Task directions
Print the data exactly as it is given, please.

## Start

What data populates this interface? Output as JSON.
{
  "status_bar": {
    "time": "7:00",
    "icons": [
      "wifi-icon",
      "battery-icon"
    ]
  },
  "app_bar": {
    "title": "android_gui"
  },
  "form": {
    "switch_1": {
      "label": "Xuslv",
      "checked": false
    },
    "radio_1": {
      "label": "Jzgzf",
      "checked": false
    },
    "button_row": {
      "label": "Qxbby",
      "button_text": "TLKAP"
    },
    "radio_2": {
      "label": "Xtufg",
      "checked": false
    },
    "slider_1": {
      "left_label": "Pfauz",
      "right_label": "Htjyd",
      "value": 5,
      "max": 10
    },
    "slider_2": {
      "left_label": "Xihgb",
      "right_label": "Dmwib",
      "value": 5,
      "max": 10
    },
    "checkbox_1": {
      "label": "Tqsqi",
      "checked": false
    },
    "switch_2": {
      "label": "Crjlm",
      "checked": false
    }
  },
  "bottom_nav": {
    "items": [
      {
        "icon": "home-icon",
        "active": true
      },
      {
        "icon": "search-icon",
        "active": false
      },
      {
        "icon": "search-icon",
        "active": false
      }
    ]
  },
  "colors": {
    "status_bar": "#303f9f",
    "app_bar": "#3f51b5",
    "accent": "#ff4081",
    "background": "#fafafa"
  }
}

## End

Answer below
What data populates this interface? Output as JSON.
{
  "status_bar": {
    "time": "7:00",
    "icons": [
      "wifi-icon",
      "battery-icon"
    ]
  },
  "app_bar": {
    "title": "android_gui"
  },
  "form": {
    "switch_1": {
      "label": "Xuslv",
      "checked": false
    },
    "radio_1": {
      "label": "Jzgzf",
      "checked": false
    },
    "button_row": {
      "label": "Qxbby",
      "button_text": "TLKAP"
    },
    "radio_2": {
      "label": "Xtufg",
      "checked": false
    },
    "slider_1": {
      "left_label": "Pfauz",
      "right_label": "Htjyd",
      "value": 5,
      "max": 10
    },
    "slider_2": {
      "left_label": "Xihgb",
      "right_label": "Dmwib",
      "value": 5,
      "max": 10
    },
    "checkbox_1": {
      "label": "Tqsqi",
      "checked": false
    },
    "switch_2": {
      "label": "Crjlm",
      "checked": false
    }
  },
  "bottom_nav": {
    "items": [
      {
        "icon": "home-icon",
        "active": true
      },
      {
        "icon": "search-icon",
        "active": false
      },
      {
        "icon": "search-icon",
        "active": false
      }
    ]
  },
  "colors": {
    "status_bar": "#303f9f",
    "app_bar": "#3f51b5",
    "accent": "#ff4081",
    "background": "#fafafa"
  }
}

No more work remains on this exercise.